### WRITTEN EXERCISE
Copy all the records below, replacing "High School" with "Secondary School" everywhere and changing nothing else. Leave the pictures out of your copy.
* begin DATA LINES *
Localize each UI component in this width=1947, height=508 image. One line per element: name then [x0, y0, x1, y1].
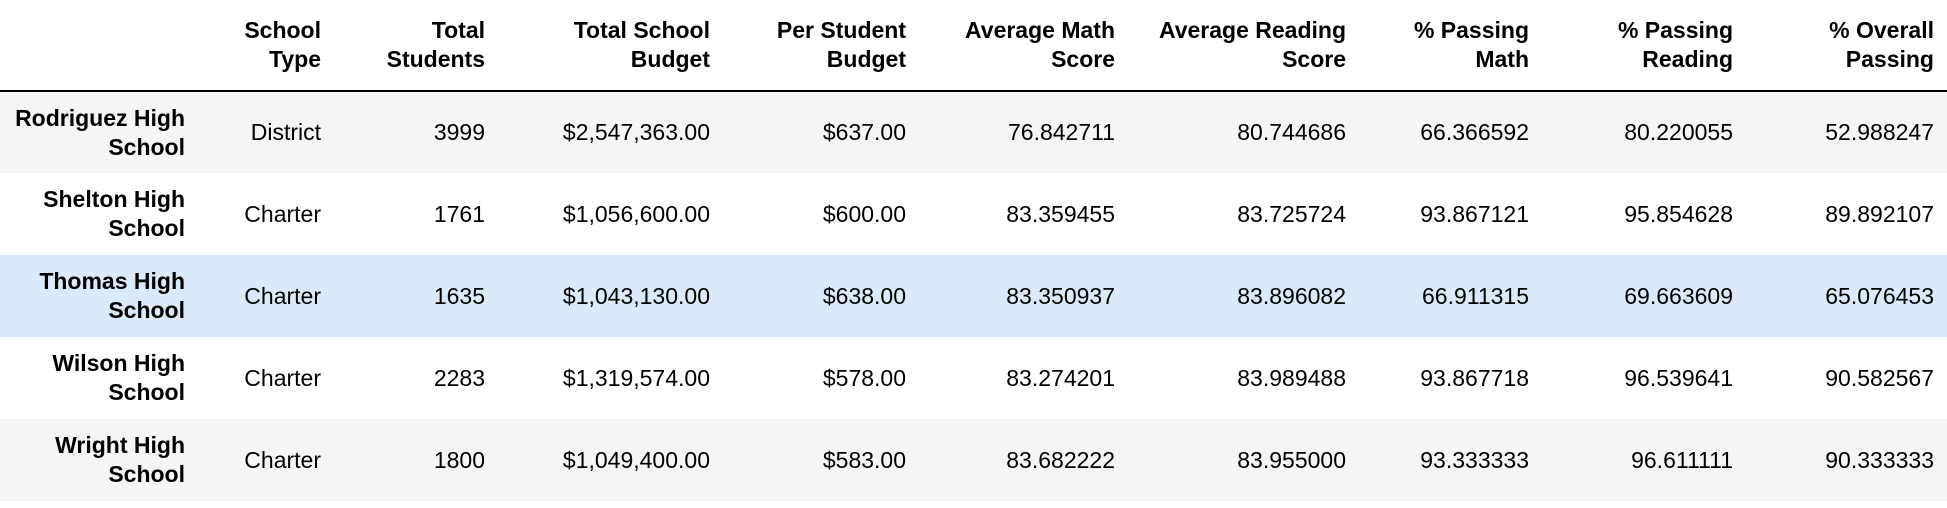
column-header-total-students: Total Students	[386, 17, 485, 72]
cell-school-type: District	[250, 119, 321, 145]
row-label-school: Shelton High School	[43, 186, 185, 241]
cell-per-student-budget: $638.00	[822, 282, 906, 309]
row-label-school: Wilson High School	[52, 350, 185, 405]
cell-total-students: 2283	[433, 364, 485, 391]
table-row-highlighted: Thomas High School Charter 1635 $1,043,1…	[0, 255, 1947, 337]
cell-pct-passing-math: 93.333333	[1420, 446, 1529, 473]
cell-total-school-budget: $1,056,600.00	[562, 200, 710, 227]
cell-average-math-score: 83.682222	[1006, 446, 1115, 473]
table-row: Rodriguez High School District 3999 $2,5…	[0, 91, 1947, 173]
table-row: Wright High School Charter 1800 $1,049,4…	[0, 419, 1947, 501]
column-header-total-school-budget: Total School Budget	[573, 17, 710, 72]
column-header-per-student-budget: Per Student Budget	[776, 17, 906, 72]
cell-pct-passing-reading: 96.539641	[1624, 364, 1733, 391]
cell-pct-passing-reading: 80.220055	[1624, 119, 1733, 145]
cell-total-students: 1800	[433, 446, 485, 473]
cell-pct-overall-passing: 89.892107	[1825, 200, 1934, 227]
cell-per-student-budget: $583.00	[822, 446, 906, 473]
column-header-pct-overall-passing: % Overall Passing	[1829, 17, 1934, 72]
column-header-pct-passing-math: % Passing Math	[1413, 17, 1529, 72]
cell-school-type: Charter	[244, 446, 321, 473]
cell-pct-overall-passing: 52.988247	[1825, 119, 1934, 145]
cell-school-type: Charter	[244, 200, 321, 227]
row-label-school: Thomas High School	[39, 268, 185, 323]
cell-pct-overall-passing: 90.582567	[1825, 364, 1934, 391]
cell-average-reading-score: 83.989488	[1237, 364, 1346, 391]
cell-total-school-budget: $2,547,363.00	[562, 119, 710, 145]
cell-total-students: 1761	[433, 200, 485, 227]
cell-total-school-budget: $1,043,130.00	[562, 282, 710, 309]
column-header-average-math-score: Average Math Score	[965, 17, 1115, 72]
column-header-school-type: School Type	[244, 17, 321, 72]
cell-per-student-budget: $637.00	[822, 119, 906, 145]
cell-pct-passing-reading: 69.663609	[1624, 282, 1733, 309]
cell-pct-passing-reading: 95.854628	[1624, 200, 1733, 227]
cell-pct-overall-passing: 65.076453	[1825, 282, 1934, 309]
cell-total-school-budget: $1,319,574.00	[562, 364, 710, 391]
cell-average-reading-score: 83.955000	[1237, 446, 1346, 473]
cell-total-students: 3999	[433, 119, 485, 145]
cell-pct-passing-reading: 96.611111	[1631, 446, 1733, 473]
cell-pct-passing-math: 66.366592	[1420, 119, 1529, 145]
cell-average-math-score: 83.359455	[1006, 200, 1115, 227]
column-header-index	[0, 0, 198, 91]
table-row: Wilson High School Charter 2283 $1,319,5…	[0, 337, 1947, 419]
cell-average-reading-score: 83.725724	[1237, 200, 1346, 227]
cell-school-type: Charter	[244, 282, 321, 309]
cell-pct-overall-passing: 90.333333	[1825, 446, 1934, 473]
table-row: Shelton High School Charter 1761 $1,056,…	[0, 173, 1947, 255]
row-label-school: Rodriguez High School	[15, 104, 185, 160]
cell-per-student-budget: $600.00	[822, 200, 906, 227]
cell-average-math-score: 83.350937	[1006, 282, 1115, 309]
cell-pct-passing-math: 66.911315	[1421, 282, 1529, 309]
cell-school-type: Charter	[244, 364, 321, 391]
cell-average-reading-score: 83.896082	[1237, 282, 1346, 309]
cell-total-school-budget: $1,049,400.00	[562, 446, 710, 473]
cell-average-math-score: 83.274201	[1006, 364, 1115, 391]
cell-pct-passing-math: 93.867121	[1420, 200, 1529, 227]
row-label-school: Wright High School	[55, 432, 185, 487]
cell-pct-passing-math: 93.867718	[1420, 364, 1529, 391]
cell-average-reading-score: 80.744686	[1237, 119, 1346, 145]
cell-average-math-score: 76.842711	[1007, 119, 1115, 145]
cell-per-student-budget: $578.00	[822, 364, 906, 391]
column-header-average-reading-score: Average Reading Score	[1158, 17, 1346, 72]
column-header-pct-passing-reading: % Passing Reading	[1617, 17, 1733, 72]
table-header-row: School Type Total Students Total School …	[0, 0, 1947, 91]
cell-total-students: 1635	[433, 282, 485, 309]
* end DATA LINES *
### THE COMPLETED TASK
Localize each UI component in this width=1947, height=508 image. One line per element: name then [x0, y0, x1, y1].
column-header-total-students: Total Students	[386, 17, 485, 72]
cell-school-type: District	[250, 119, 321, 145]
row-label-school: Shelton Secondary School	[43, 186, 185, 241]
cell-per-student-budget: $638.00	[822, 282, 906, 309]
row-label-school: Wilson Secondary School	[52, 350, 185, 405]
cell-total-students: 2283	[433, 364, 485, 391]
table-row-highlighted: Thomas Secondary School Charter 1635 $1,043,1…	[0, 255, 1947, 337]
cell-pct-passing-math: 93.333333	[1420, 446, 1529, 473]
cell-total-school-budget: $1,056,600.00	[562, 200, 710, 227]
cell-average-math-score: 83.682222	[1006, 446, 1115, 473]
table-row: Rodriguez Secondary School District 3999 $2,5…	[0, 91, 1947, 173]
table-row: Wright Secondary School Charter 1800 $1,049,4…	[0, 419, 1947, 501]
column-header-total-school-budget: Total School Budget	[573, 17, 710, 72]
column-header-per-student-budget: Per Student Budget	[776, 17, 906, 72]
cell-pct-passing-reading: 96.539641	[1624, 364, 1733, 391]
cell-pct-passing-reading: 80.220055	[1624, 119, 1733, 145]
cell-total-students: 1800	[433, 446, 485, 473]
cell-pct-overall-passing: 89.892107	[1825, 200, 1934, 227]
cell-per-student-budget: $583.00	[822, 446, 906, 473]
column-header-pct-overall-passing: % Overall Passing	[1829, 17, 1934, 72]
column-header-pct-passing-math: % Passing Math	[1413, 17, 1529, 72]
cell-school-type: Charter	[244, 446, 321, 473]
cell-pct-overall-passing: 52.988247	[1825, 119, 1934, 145]
cell-school-type: Charter	[244, 200, 321, 227]
row-label-school: Thomas Secondary School	[39, 268, 185, 323]
cell-pct-overall-passing: 90.582567	[1825, 364, 1934, 391]
cell-average-reading-score: 83.989488	[1237, 364, 1346, 391]
cell-total-school-budget: $2,547,363.00	[562, 119, 710, 145]
cell-total-students: 1761	[433, 200, 485, 227]
cell-total-school-budget: $1,043,130.00	[562, 282, 710, 309]
column-header-average-math-score: Average Math Score	[965, 17, 1115, 72]
column-header-school-type: School Type	[244, 17, 321, 72]
cell-per-student-budget: $637.00	[822, 119, 906, 145]
cell-pct-passing-reading: 69.663609	[1624, 282, 1733, 309]
cell-pct-passing-reading: 95.854628	[1624, 200, 1733, 227]
cell-pct-overall-passing: 65.076453	[1825, 282, 1934, 309]
cell-total-school-budget: $1,319,574.00	[562, 364, 710, 391]
cell-average-reading-score: 83.955000	[1237, 446, 1346, 473]
cell-total-students: 3999	[433, 119, 485, 145]
cell-pct-passing-reading: 96.611111	[1631, 446, 1733, 473]
cell-pct-passing-math: 66.366592	[1420, 119, 1529, 145]
cell-average-math-score: 83.359455	[1006, 200, 1115, 227]
column-header-index	[0, 0, 198, 91]
table-row: Wilson Secondary School Charter 2283 $1,319,5…	[0, 337, 1947, 419]
cell-average-reading-score: 83.725724	[1237, 200, 1346, 227]
cell-school-type: Charter	[244, 282, 321, 309]
cell-pct-overall-passing: 90.333333	[1825, 446, 1934, 473]
table-row: Shelton Secondary School Charter 1761 $1,056,…	[0, 173, 1947, 255]
row-label-school: Rodriguez Secondary School	[15, 104, 185, 160]
cell-per-student-budget: $600.00	[822, 200, 906, 227]
cell-average-math-score: 83.350937	[1006, 282, 1115, 309]
cell-pct-passing-math: 66.911315	[1421, 282, 1529, 309]
cell-school-type: Charter	[244, 364, 321, 391]
cell-average-reading-score: 83.896082	[1237, 282, 1346, 309]
cell-total-school-budget: $1,049,400.00	[562, 446, 710, 473]
cell-average-math-score: 83.274201	[1006, 364, 1115, 391]
cell-pct-passing-math: 93.867121	[1420, 200, 1529, 227]
row-label-school: Wright Secondary School	[55, 432, 185, 487]
cell-pct-passing-math: 93.867718	[1420, 364, 1529, 391]
cell-average-reading-score: 80.744686	[1237, 119, 1346, 145]
cell-average-math-score: 76.842711	[1007, 119, 1115, 145]
cell-per-student-budget: $578.00	[822, 364, 906, 391]
column-header-average-reading-score: Average Reading Score	[1158, 17, 1346, 72]
column-header-pct-passing-reading: % Passing Reading	[1617, 17, 1733, 72]
table-header-row: School Type Total Students Total School …	[0, 0, 1947, 91]
cell-total-students: 1635	[433, 282, 485, 309]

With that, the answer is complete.